• The problem: Retype the whole listing, please, keeping every line exact and dropping the pictures.

• Material for this task:

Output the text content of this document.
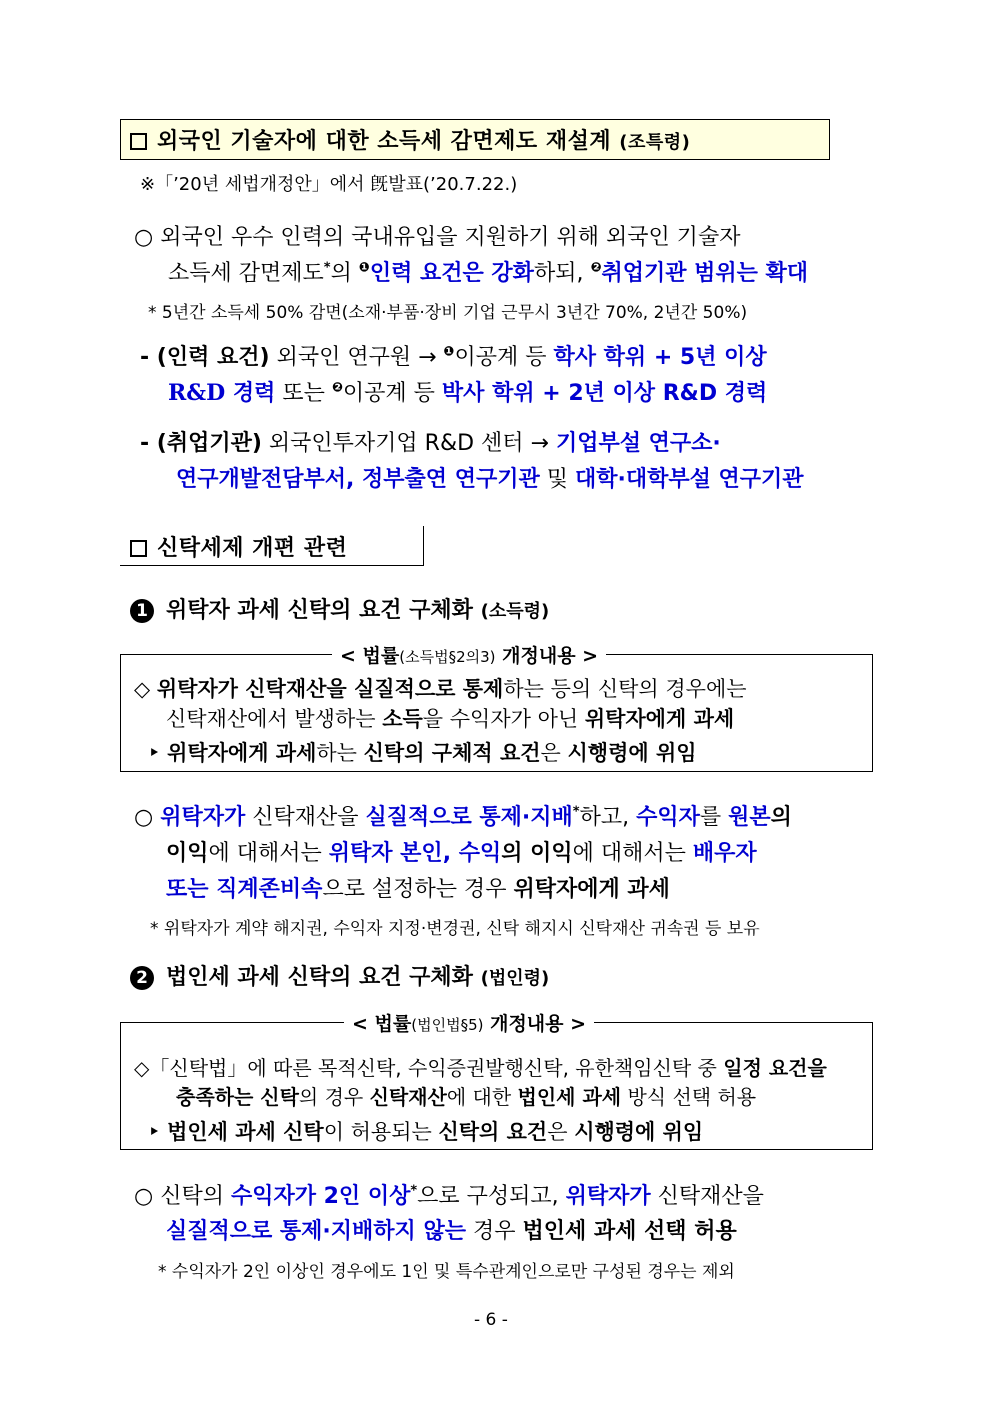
외국인 기술자에 대한 소득세 감면제도 재설계 (조특령)
※「’20년 세법개정안」에서 旣발표(’20.7.22.)
○ 외국인 우수 인력의 국내유입을 지원하기 위해 외국인 기술자
소득세 감면제도*의 $^❶$인력 요건은 강화하되, $^❷$취업기관 범위는 확대
* 5년간 소득세 50% 감면(소재·부품·장비 기업 근무시 3년간 70%, 2년간 50%)
- (인력 요건) 외국인 연구원 → $^❶$이공계 등 학사 학위 + 5년 이상
R&D 경력 또는 $^❷$이공계 등 박사 학위 + 2년 이상 R&D 경력
- (취업기관) 외국인투자기업 R&D 센터 → 기업부설 연구소·
연구개발전담부서, 정부출연 연구기관 및 대학·대학부설 연구기관
신탁세제 개편 관련
1 위탁자 과세 신탁의 요건 구체화 (소득령)
< 법률(소득법§2의3) 개정내용 >
◇ 위탁자가 신탁재산을 실질적으로 통제하는 등의 신탁의 경우에는
신탁재산에서 발생하는 소득을 수익자가 아닌 위탁자에게 과세
‣ 위탁자에게 과세하는 신탁의 구체적 요건은 시행령에 위임
○ 위탁자가 신탁재산을 실질적으로 통제·지배*하고, 수익자를 원본의
이익에 대해서는 위탁자 본인, 수익의 이익에 대해서는 배우자
또는 직계존비속으로 설정하는 경우 위탁자에게 과세
* 위탁자가 계약 해지권, 수익자 지정·변경권, 신탁 해지시 신탁재산 귀속권 등 보유
2 법인세 과세 신탁의 요건 구체화 (법인령)
< 법률(법인법§5) 개정내용 >
◇「신탁법」에 따른 목적신탁, 수익증권발행신탁, 유한책임신탁 중 일정 요건을
충족하는 신탁의 경우 신탁재산에 대한 법인세 과세 방식 선택 허용
‣ 법인세 과세 신탁이 허용되는 신탁의 요건은 시행령에 위임
○ 신탁의 수익자가 2인 이상*으로 구성되고, 위탁자가 신탁재산을
실질적으로 통제·지배하지 않는 경우 법인세 과세 선택 허용
* 수익자가 2인 이상인 경우에도 1인 및 특수관계인으로만 구성된 경우는 제외
- 6 -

• Expected answer:
Output the text content of this document.
외국인 기술자에 대한 소득세 감면제도 재설계 (조특령)
※「’20년 세법개정안」에서 旣발표(’20.7.22.)
○ 외국인 우수 인력의 국내유입을 지원하기 위해 외국인 기술자
소득세 감면제도*의 $^❶$인력 요건은 강화하되, $^❷$취업기관 범위는 확대
* 5년간 소득세 50% 감면(소재·부품·장비 기업 근무시 3년간 70%, 2년간 50%)
- (인력 요건) 외국인 연구원 → $^❶$이공계 등 학사 학위 + 5년 이상
R&D 경력 또는 $^❷$이공계 등 박사 학위 + 2년 이상 R&D 경력
- (취업기관) 외국인투자기업 R&D 센터 → 기업부설 연구소·
연구개발전담부서, 정부출연 연구기관 및 대학·대학부설 연구기관
신탁세제 개편 관련
1 위탁자 과세 신탁의 요건 구체화 (소득령)
< 법률(소득법§2의3) 개정내용 >
◇ 위탁자가 신탁재산을 실질적으로 통제하는 등의 신탁의 경우에는
신탁재산에서 발생하는 소득을 수익자가 아닌 위탁자에게 과세
‣ 위탁자에게 과세하는 신탁의 구체적 요건은 시행령에 위임
○ 위탁자가 신탁재산을 실질적으로 통제·지배*하고, 수익자를 원본의
이익에 대해서는 위탁자 본인, 수익의 이익에 대해서는 배우자
또는 직계존비속으로 설정하는 경우 위탁자에게 과세
* 위탁자가 계약 해지권, 수익자 지정·변경권, 신탁 해지시 신탁재산 귀속권 등 보유
2 법인세 과세 신탁의 요건 구체화 (법인령)
< 법률(법인법§5) 개정내용 >
◇「신탁법」에 따른 목적신탁, 수익증권발행신탁, 유한책임신탁 중 일정 요건을
충족하는 신탁의 경우 신탁재산에 대한 법인세 과세 방식 선택 허용
‣ 법인세 과세 신탁이 허용되는 신탁의 요건은 시행령에 위임
○ 신탁의 수익자가 2인 이상*으로 구성되고, 위탁자가 신탁재산을
실질적으로 통제·지배하지 않는 경우 법인세 과세 선택 허용
* 수익자가 2인 이상인 경우에도 1인 및 특수관계인으로만 구성된 경우는 제외
- 6 -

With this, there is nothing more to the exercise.